▸ What is needed
Transcribe the whole listing below without changing a word, but leave out every image.
-- begin Entries --
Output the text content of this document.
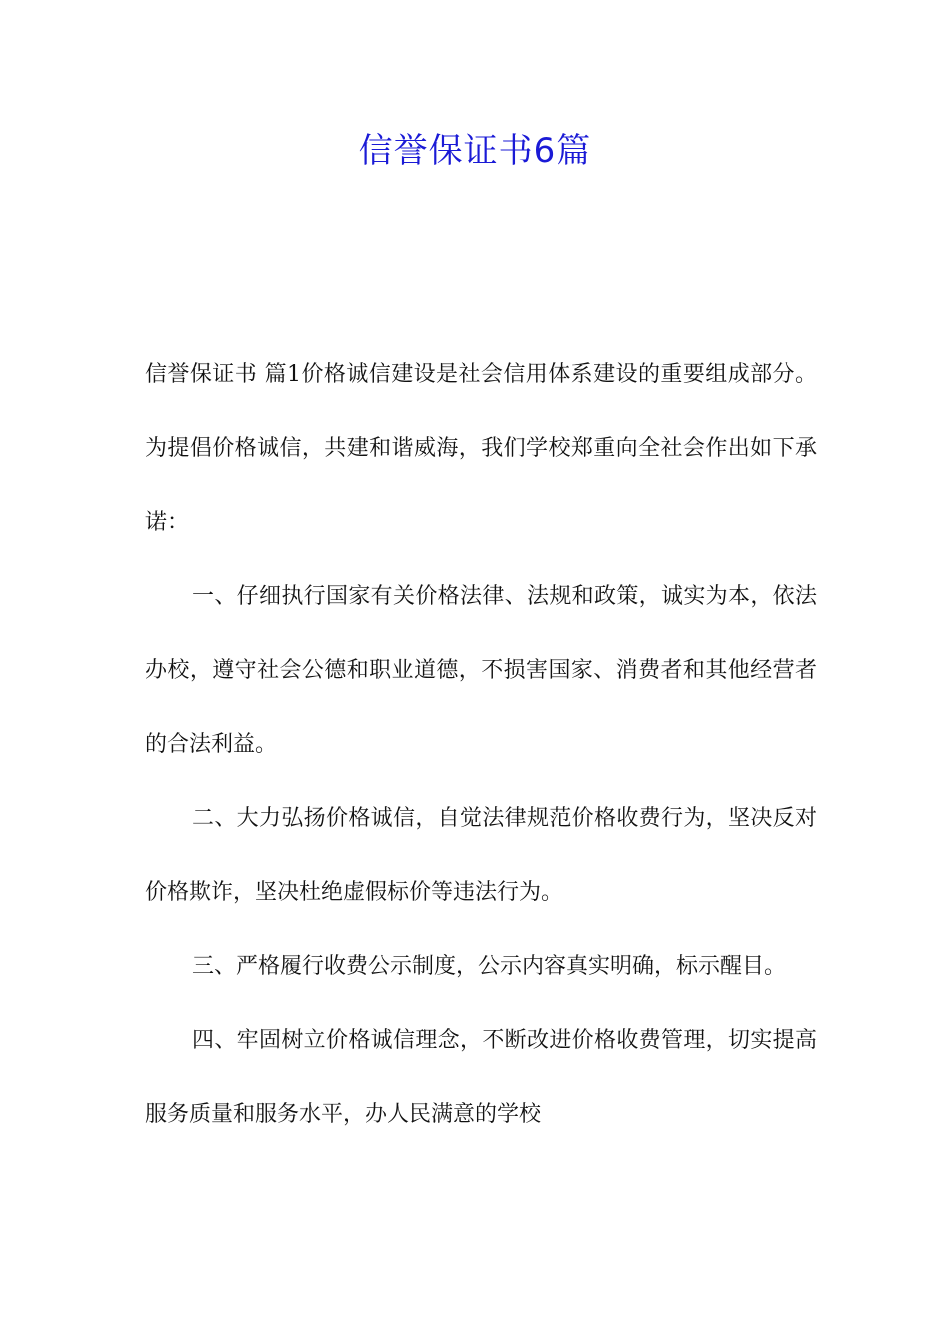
信誉保证书6篇

信誉保证书 篇1价格诚信建设是社会信用体系建设的重要组成部分。为提倡价格诚信，共建和谐威海，我们学校郑重向全社会作出如下承诺：

一、仔细执行国家有关价格法律、法规和政策，诚实为本，依法办校，遵守社会公德和职业道德，不损害国家、消费者和其他经营者的合法利益。

二、大力弘扬价格诚信，自觉法律规范价格收费行为，坚决反对价格欺诈，坚决杜绝虚假标价等违法行为。

三、严格履行收费公示制度，公示内容真实明确，标示醒目。

四、牢固树立价格诚信理念，不断改进价格收费管理，切实提高服务质量和服务水平，办人民满意的学校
-- end Entries --
▸ Written solution
Output the text content of this document.
信誉保证书6篇

信誉保证书 篇1价格诚信建设是社会信用体系建设的重要组成部分。为提倡价格诚信，共建和谐威海，我们学校郑重向全社会作出如下承诺：

一、仔细执行国家有关价格法律、法规和政策，诚实为本，依法办校，遵守社会公德和职业道德，不损害国家、消费者和其他经营者的合法利益。

二、大力弘扬价格诚信，自觉法律规范价格收费行为，坚决反对价格欺诈，坚决杜绝虚假标价等违法行为。

三、严格履行收费公示制度，公示内容真实明确，标示醒目。

四、牢固树立价格诚信理念，不断改进价格收费管理，切实提高服务质量和服务水平，办人民满意的学校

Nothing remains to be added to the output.